Exercise instructions:
**1)** Update the section of the PyTorch forum post starting with "self.optimizer = optim.Adam(self.parameters(), lr=beta)" and going on through "q = self.q(x)", writing "F.leaky_relu" in place of "F.relu".
**2)** Write what follows the last line of the PyTorch forum post about the backward error.

Text under study:
the backtrace:
RuntimeError Traceback (most recent call last)
~\AppData\Local\Temp\ipykernel_18392\3501804896.py in <module>
41
42 if total_steps % 100 == 0 and not evaluate:
---> 43 maddpg_agents.learn(memory)
44
45 obs = obs_
~\AppData\Local\Temp\ipykernel_18392\78932359.py in learn(self, memory)
73 critic_loss = F.mse_loss(target, critic_value)
74 agent.critic.optimizer.zero_grad()
---> 75 critic_loss.backward(retain_graph=True)
76 agent.critic.optimizer.step()
77
c:\ProgramData\Anaconda3\lib\site-packages\torch\_tensor.py in backward(self, gradient, retain_graph, create_graph, inputs)
361 create_graph=create_graph,
362 inputs=inputs)
--> 363 torch.autograd.backward(self, gradient, retain_graph, create_graph, inputs=inputs)
364
365 def register_hook(self, hook):
c:\ProgramData\Anaconda3\lib\site-packages\torch\autograd\__init__.py in backward(tensors, grad_tensors, retain_graph, create_graph, grad_variables, inputs)
173 Variable._execution_engine.run_backward( # Calls into the C++ engine to run the backward pass
...
--> 175 allow_unreachable=True, accumulate_grad=True) # Calls into the C++ engine to run the backward pass
176
177 def grad(
I can’t locate the inplace operation.
The network:
class CriticNetwork(nn.Module):
def __init__(self, beta, input_dims, fc1_dims, fc2_dims,
n_agents, n_actions, name, chkpt_dir):
super(CriticNetwork, self).__init__()
self.chkpt_file = os.path.join(chkpt_dir, name)
#critic taking full state observation vector of the whole env
#+ each action vectors of all agents
self.fc1 = nn.Linear(input_dims+n_agents*n_actions, fc1_dims)
self.fc2 = nn.Linear(fc1_dims, fc2_dims)
self.q = nn.Linear(fc2_dims, 1)
self.optimizer = optim.Adam(self.parameters(), lr=beta)
self.device = T.device('cuda:0' if T.cuda.is_available() else 'cpu')
self.to(self.device)
def forward(self, state, action):
x = F.relu(self.fc1(T.cat([state, action], dim=1)))
x = F.relu(self.fc2(x))
q = self.q(x)
return q
And the learning function:
def learn(self, memory):
if not memory.ready():
return
actor_states, states, actions, rewards, actor_new_states, states_, dones = memory.sample_buffer()
device = self.agents[0].actor.device
states = T.tensor(states, dtype=T.float).to(device)
actions = T.tensor(actions, dtype=T.float).to(device)
rewards = T.tensor(rewards, dtype=T.float).to(device)
states_ = T.tensor(states_, dtype=T.float).to(device)
dones = T.tensor(dones).to(device)

Provided records:

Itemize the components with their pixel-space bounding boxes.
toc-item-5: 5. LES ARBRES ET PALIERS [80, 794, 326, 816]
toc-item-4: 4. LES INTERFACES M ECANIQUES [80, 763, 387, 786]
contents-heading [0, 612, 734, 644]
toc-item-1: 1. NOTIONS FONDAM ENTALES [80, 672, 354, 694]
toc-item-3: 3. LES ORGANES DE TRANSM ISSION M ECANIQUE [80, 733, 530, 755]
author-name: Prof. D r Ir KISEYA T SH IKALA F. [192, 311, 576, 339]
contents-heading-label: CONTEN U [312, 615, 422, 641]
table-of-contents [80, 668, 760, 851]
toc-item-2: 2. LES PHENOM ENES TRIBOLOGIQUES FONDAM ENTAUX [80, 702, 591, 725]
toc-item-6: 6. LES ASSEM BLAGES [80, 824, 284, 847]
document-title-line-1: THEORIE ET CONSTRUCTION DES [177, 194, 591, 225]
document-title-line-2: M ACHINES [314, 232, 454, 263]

Exercise answers:
**1)**
self.optimizer = optim.Adam(self.parameters(), lr=beta)
self.device = T.device('cuda:0' if T.cuda.is_available() else 'cpu')
self.to(self.device)
def forward(self, state, action):
x = F.leaky_relu(self.fc1(T.cat([state, action], dim=1)))
x = F.leaky_relu(self.fc2(x))
q = self.q(x)

**2)**
all_agents_new_actions = []
all_agents_new_mu_actions = []
old_agents_actions = []
for agent_idx, agent in enumerate(self.agents):
new_states = T.tensor(actor_new_states[agent_idx],
dtype=T.float).to(device)
new_act = agent.target_actor.forward(new_states)
all_agents_new_actions.append(new_act)
mu_states = T.tensor(actor_states[agent_idx],
dtype=T.float).to(device)
acti = agent.actor.forward(mu_states)
all_agents_new_mu_actions.append(acti)
old_agents_actions.append(actions[agent_idx])
new_actions = T.cat([acts for acts in all_agents_new_actions], dim=1)
mu = T.cat([acts for acts in all_agents_new_mu_actions], dim=1)
old_actions = T.cat([acts for acts in old_agents_actions],dim=1)
for agent_idx, agent in enumerate(self.agents):
with T.autograd.set_detect_anomaly(True):
critic_value_ = agent.target_critic.forward(states_, new_actions).flatten()
critic_value_[dones[:,0]] = 0.0
critic_value = agent.critic.forward(states, old_actions).flatten()
target = rewards[:,agent_idx] + agent.gamma*critic_value_
critic_loss = F.mse_loss(target, critic_value)
agent.critic.optimizer.zero_grad()
critic_loss.backward(retain_graph=True)
agent.critic.optimizer.step()
actor_loss = agent.critic.forward(states, mu).flatten()
actor_loss = -T.mean(actor_loss)
agent.actor.optimizer.zero_grad()
actor_loss.backward(retain_graph=True)
agent.actor.optimizer.step()
agent.update_network_parameters()
The fact that it is a multi-agent algorithm, during learning I have to make multiple passes through the graph (1 for each agent) so the graph needs to be retained.
Thank you all!
nb: I didn’t put my ful code here because I suspect the in-place operation to happend here, but I can give the whole code if necessary.